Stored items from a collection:

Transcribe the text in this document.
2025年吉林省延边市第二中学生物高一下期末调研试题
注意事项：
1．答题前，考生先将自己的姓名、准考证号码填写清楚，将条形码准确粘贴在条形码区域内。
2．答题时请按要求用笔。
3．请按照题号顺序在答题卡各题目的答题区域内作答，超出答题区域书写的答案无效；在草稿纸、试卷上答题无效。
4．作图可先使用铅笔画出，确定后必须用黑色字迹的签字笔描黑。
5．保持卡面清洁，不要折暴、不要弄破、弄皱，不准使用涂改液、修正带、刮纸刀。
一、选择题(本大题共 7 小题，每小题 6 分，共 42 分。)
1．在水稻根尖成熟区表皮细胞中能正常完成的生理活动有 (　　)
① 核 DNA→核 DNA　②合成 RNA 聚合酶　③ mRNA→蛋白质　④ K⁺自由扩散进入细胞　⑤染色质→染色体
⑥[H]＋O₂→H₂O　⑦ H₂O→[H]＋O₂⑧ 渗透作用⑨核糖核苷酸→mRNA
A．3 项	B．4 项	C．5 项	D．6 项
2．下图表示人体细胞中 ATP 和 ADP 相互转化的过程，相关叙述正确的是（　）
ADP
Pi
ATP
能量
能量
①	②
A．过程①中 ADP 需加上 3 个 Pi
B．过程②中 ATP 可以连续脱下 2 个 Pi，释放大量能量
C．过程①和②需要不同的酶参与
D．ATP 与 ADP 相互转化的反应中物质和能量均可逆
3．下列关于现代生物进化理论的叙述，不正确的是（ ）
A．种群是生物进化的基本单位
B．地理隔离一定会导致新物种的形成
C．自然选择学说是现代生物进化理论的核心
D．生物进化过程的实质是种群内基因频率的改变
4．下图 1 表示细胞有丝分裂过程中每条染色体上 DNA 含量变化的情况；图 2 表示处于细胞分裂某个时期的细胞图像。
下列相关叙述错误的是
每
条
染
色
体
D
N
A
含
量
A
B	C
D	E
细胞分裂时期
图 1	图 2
--
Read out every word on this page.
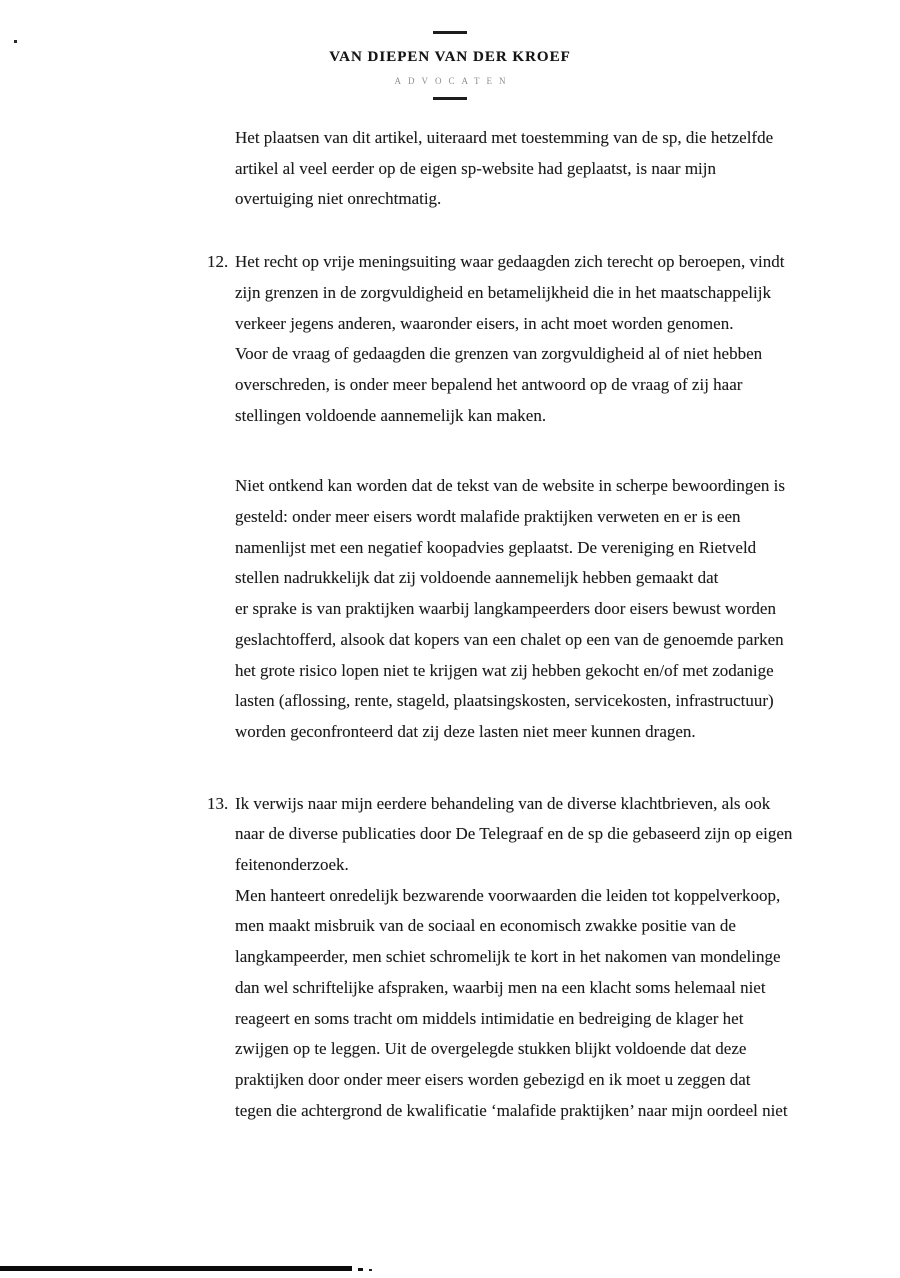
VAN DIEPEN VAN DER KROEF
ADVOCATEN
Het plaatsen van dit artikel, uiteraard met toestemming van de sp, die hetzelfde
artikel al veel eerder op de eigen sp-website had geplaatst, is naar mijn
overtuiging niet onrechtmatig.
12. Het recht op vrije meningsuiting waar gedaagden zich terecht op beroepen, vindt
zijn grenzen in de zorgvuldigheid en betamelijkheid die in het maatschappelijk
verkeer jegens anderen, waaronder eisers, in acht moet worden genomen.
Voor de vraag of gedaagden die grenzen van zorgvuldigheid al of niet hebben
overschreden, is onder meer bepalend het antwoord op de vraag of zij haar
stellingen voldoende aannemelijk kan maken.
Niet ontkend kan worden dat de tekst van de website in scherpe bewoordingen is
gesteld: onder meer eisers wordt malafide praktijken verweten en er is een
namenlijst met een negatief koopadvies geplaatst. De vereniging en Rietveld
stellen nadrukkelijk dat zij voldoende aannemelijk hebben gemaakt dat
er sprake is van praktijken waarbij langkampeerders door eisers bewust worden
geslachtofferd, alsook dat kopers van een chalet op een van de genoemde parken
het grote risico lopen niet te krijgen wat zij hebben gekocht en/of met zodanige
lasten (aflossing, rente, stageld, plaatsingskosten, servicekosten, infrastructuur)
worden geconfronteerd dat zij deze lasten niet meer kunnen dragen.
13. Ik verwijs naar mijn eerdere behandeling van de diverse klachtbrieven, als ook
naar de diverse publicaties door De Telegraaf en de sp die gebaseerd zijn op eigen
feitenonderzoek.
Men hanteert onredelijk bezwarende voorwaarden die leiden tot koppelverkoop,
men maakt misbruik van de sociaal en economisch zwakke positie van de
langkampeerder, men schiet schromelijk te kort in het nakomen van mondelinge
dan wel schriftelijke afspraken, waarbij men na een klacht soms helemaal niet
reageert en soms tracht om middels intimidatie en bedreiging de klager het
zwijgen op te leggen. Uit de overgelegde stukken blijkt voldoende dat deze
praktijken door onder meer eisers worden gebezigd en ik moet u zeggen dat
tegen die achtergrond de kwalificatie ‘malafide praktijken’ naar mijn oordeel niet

◆ **What the task asks**: The exercise is to copy out every line above that has the word "voldoende" in it.

◆ **Your solution**:
stellingen voldoende aannemelijk kan maken.
stellen nadrukkelijk dat zij voldoende aannemelijk hebben gemaakt dat
zwijgen op te leggen. Uit de overgelegde stukken blijkt voldoende dat deze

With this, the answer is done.